Requirement: Read the lines below. Copy out any that hold the string "Fall".

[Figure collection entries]

══════════

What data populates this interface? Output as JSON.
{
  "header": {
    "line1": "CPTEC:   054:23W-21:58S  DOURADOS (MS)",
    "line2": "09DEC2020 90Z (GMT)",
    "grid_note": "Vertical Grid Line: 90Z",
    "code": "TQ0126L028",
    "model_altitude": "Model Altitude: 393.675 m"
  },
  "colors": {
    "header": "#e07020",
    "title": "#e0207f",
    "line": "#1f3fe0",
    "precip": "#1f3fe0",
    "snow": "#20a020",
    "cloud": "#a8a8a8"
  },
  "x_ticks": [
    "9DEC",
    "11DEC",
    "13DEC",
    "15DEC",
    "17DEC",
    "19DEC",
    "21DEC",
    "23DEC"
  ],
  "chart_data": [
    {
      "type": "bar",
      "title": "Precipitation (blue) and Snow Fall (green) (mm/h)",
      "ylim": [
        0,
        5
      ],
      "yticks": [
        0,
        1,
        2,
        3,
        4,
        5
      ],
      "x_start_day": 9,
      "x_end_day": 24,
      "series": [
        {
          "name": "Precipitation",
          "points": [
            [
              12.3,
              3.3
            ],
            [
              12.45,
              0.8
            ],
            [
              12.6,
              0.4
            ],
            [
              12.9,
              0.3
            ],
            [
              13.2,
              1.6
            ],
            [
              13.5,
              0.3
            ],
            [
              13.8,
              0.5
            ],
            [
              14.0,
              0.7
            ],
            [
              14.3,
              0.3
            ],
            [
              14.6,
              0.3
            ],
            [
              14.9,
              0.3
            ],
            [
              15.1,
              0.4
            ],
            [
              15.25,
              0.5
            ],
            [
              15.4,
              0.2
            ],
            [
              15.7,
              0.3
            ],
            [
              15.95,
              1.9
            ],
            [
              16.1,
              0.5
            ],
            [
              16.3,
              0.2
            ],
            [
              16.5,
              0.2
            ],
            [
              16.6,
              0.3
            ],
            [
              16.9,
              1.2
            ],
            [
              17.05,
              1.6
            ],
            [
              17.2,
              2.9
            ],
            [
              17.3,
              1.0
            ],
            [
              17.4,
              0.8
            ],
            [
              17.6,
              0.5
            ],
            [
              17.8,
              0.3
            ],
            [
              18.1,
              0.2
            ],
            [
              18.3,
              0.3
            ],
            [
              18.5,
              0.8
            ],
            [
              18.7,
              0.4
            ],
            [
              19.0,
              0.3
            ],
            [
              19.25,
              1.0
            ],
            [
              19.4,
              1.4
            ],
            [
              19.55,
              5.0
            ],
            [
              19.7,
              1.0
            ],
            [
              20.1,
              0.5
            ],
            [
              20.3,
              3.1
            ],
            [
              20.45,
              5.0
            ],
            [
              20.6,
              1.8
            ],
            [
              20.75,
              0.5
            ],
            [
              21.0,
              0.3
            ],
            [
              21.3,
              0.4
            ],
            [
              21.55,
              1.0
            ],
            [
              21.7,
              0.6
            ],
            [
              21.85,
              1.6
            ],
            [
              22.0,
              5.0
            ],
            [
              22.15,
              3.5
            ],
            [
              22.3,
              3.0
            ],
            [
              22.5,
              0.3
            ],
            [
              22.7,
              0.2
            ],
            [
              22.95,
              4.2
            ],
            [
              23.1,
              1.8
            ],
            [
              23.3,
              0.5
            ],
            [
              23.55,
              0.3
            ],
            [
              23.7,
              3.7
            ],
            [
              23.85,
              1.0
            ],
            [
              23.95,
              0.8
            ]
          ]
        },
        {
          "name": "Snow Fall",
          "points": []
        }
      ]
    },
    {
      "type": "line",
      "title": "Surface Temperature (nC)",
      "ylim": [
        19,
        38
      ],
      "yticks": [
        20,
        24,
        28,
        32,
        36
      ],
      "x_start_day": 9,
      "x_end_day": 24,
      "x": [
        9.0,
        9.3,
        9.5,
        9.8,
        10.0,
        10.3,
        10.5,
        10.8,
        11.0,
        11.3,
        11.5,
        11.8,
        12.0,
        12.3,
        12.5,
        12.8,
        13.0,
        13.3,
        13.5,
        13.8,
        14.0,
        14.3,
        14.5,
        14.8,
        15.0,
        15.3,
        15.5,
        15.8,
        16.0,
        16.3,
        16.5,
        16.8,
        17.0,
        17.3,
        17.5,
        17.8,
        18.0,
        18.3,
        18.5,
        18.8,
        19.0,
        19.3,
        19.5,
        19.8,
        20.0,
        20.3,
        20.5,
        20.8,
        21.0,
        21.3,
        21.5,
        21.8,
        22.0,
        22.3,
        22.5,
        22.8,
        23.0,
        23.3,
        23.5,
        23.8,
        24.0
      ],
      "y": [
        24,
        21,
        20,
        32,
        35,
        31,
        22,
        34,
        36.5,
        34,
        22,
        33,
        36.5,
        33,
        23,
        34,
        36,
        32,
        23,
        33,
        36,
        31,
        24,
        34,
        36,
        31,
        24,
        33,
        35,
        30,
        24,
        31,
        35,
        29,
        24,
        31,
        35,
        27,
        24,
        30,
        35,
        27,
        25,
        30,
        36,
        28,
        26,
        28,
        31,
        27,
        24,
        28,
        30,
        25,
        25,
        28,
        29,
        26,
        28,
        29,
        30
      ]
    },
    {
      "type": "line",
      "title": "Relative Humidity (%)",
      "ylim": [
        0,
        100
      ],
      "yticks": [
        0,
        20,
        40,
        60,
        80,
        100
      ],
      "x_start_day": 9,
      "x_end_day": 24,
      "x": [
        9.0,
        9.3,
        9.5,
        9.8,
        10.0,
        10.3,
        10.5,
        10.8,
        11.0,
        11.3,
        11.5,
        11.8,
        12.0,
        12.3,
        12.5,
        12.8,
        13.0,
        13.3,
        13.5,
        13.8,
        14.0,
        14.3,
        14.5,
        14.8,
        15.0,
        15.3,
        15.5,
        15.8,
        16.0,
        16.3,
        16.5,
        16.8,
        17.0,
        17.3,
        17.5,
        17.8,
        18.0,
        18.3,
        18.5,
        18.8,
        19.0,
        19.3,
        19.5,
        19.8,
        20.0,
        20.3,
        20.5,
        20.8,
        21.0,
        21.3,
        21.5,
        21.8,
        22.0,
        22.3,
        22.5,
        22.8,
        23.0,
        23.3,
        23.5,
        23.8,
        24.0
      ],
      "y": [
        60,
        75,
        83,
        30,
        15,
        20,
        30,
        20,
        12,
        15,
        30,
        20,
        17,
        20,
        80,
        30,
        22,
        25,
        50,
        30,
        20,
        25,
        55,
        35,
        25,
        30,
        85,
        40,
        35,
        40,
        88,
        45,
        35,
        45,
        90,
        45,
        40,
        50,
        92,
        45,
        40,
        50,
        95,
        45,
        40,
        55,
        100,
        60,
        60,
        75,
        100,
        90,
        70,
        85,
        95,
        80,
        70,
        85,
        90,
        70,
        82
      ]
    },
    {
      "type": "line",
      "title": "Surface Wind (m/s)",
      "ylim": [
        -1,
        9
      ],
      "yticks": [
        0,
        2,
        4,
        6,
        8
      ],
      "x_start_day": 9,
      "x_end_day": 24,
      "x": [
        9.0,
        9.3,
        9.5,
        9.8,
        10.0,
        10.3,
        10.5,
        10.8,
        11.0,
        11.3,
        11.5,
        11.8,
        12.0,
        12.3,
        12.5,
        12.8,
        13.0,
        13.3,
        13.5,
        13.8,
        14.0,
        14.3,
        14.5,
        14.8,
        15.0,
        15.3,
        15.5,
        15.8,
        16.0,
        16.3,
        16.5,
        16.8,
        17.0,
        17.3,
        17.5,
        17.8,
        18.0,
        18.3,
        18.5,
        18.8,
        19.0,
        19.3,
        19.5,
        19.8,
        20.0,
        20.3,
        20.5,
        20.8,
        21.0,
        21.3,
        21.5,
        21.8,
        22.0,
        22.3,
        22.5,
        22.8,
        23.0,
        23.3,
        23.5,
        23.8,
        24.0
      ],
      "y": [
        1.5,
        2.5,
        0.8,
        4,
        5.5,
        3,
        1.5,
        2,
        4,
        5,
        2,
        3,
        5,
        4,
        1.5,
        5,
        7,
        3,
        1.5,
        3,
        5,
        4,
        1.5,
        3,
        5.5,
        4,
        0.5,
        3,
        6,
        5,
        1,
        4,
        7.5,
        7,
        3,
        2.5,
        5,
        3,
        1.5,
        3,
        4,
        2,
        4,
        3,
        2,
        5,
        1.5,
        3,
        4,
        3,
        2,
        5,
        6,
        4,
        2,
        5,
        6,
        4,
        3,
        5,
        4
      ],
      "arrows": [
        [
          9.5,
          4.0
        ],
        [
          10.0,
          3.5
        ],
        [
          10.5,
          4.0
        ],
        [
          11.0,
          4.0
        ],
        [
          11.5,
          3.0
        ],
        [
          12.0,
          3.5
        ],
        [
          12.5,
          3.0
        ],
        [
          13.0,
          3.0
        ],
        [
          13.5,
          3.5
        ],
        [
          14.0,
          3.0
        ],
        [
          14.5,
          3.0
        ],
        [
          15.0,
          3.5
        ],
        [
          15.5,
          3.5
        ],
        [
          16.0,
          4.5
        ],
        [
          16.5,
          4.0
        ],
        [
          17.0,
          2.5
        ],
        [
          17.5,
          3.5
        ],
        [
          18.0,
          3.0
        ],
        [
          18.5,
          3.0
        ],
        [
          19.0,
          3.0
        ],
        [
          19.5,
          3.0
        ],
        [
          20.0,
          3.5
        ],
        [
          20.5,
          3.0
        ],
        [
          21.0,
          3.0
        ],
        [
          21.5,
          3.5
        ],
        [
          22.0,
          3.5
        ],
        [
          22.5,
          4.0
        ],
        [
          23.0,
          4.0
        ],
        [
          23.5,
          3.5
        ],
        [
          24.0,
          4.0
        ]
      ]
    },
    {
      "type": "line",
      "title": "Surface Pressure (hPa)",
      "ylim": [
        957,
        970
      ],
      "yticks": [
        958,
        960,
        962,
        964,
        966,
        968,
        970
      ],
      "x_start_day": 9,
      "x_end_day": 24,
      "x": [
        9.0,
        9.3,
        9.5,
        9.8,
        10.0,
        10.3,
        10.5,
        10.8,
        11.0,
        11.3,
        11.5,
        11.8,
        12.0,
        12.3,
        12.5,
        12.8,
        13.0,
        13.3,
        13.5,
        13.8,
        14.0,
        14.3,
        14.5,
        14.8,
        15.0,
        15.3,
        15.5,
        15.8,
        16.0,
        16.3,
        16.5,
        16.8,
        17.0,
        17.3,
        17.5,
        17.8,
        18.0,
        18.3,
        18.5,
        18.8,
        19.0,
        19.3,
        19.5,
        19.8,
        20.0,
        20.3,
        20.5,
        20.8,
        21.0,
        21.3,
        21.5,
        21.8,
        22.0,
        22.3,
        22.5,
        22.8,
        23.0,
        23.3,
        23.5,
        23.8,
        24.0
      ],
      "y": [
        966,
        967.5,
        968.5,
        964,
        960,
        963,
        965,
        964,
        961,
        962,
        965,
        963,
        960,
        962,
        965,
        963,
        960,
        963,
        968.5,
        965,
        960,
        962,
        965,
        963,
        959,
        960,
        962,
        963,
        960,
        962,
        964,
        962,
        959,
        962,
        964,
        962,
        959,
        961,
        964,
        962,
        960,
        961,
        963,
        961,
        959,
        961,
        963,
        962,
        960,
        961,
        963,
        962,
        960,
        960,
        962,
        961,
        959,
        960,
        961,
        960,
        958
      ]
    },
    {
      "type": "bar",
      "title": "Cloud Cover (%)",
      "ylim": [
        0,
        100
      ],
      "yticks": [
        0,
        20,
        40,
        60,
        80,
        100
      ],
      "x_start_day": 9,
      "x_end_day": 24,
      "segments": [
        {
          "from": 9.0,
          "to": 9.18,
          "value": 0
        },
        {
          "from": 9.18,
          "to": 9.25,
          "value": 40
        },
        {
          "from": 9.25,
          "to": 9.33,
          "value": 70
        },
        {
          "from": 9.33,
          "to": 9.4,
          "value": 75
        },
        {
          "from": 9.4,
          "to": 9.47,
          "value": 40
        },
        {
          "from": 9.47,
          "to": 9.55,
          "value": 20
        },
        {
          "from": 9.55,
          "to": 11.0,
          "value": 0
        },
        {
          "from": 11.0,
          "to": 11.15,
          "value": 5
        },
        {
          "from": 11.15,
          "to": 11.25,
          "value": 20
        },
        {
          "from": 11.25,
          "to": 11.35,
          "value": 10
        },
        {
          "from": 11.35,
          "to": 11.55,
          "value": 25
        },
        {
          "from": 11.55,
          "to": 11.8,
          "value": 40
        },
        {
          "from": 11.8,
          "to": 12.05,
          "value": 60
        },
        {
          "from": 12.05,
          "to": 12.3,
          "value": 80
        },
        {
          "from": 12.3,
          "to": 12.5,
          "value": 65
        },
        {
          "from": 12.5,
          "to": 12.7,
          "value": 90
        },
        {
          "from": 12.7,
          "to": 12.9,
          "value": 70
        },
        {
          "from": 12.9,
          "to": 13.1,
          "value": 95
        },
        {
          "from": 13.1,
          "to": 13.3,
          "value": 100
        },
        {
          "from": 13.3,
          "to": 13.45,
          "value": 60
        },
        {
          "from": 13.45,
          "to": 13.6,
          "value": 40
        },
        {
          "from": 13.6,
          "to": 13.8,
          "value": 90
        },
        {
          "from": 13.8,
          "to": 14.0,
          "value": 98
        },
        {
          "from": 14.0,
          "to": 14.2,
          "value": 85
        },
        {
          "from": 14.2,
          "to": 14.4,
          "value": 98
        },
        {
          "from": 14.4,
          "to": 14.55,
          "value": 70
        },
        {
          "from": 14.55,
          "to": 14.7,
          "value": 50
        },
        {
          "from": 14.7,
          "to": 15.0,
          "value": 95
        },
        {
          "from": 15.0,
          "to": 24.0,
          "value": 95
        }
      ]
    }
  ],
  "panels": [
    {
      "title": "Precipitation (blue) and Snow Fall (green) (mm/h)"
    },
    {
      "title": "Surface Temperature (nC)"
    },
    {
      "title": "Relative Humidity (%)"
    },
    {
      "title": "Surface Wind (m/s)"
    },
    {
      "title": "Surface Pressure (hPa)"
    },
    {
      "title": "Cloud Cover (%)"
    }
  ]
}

══════════

Response to the exercise:
      "title": "Precipitation (blue) and Snow Fall (green) (mm/h)",
          "name": "Snow Fall",
      "title": "Precipitation (blue) and Snow Fall (green) (mm/h)"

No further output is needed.